Exercise
Reproduce all entries word for word.

Material
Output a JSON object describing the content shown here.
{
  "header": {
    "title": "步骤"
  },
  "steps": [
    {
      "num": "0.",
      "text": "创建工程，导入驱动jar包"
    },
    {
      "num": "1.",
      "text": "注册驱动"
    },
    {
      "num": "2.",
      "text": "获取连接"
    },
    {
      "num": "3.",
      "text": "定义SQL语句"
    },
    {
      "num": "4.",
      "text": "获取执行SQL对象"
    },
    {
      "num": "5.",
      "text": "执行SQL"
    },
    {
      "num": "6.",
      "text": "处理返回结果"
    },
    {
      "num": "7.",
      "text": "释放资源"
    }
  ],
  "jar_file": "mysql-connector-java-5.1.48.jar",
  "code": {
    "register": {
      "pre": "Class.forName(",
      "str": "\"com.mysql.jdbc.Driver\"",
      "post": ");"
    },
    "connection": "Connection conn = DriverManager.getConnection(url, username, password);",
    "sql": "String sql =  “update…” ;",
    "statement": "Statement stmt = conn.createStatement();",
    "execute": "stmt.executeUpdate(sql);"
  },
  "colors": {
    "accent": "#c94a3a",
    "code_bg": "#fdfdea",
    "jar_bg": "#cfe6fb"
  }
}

Task result
Output a JSON object describing the content shown here.
{
  "header": {
    "title": "步骤"
  },
  "steps": [
    {
      "num": "0.",
      "text": "创建工程，导入驱动jar包"
    },
    {
      "num": "1.",
      "text": "注册驱动"
    },
    {
      "num": "2.",
      "text": "获取连接"
    },
    {
      "num": "3.",
      "text": "定义SQL语句"
    },
    {
      "num": "4.",
      "text": "获取执行SQL对象"
    },
    {
      "num": "5.",
      "text": "执行SQL"
    },
    {
      "num": "6.",
      "text": "处理返回结果"
    },
    {
      "num": "7.",
      "text": "释放资源"
    }
  ],
  "jar_file": "mysql-connector-java-5.1.48.jar",
  "code": {
    "register": {
      "pre": "Class.forName(",
      "str": "\"com.mysql.jdbc.Driver\"",
      "post": ");"
    },
    "connection": "Connection conn = DriverManager.getConnection(url, username, password);",
    "sql": "String sql =  “update…” ;",
    "statement": "Statement stmt = conn.createStatement();",
    "execute": "stmt.executeUpdate(sql);"
  },
  "colors": {
    "accent": "#c94a3a",
    "code_bg": "#fdfdea",
    "jar_bg": "#cfe6fb"
  }
}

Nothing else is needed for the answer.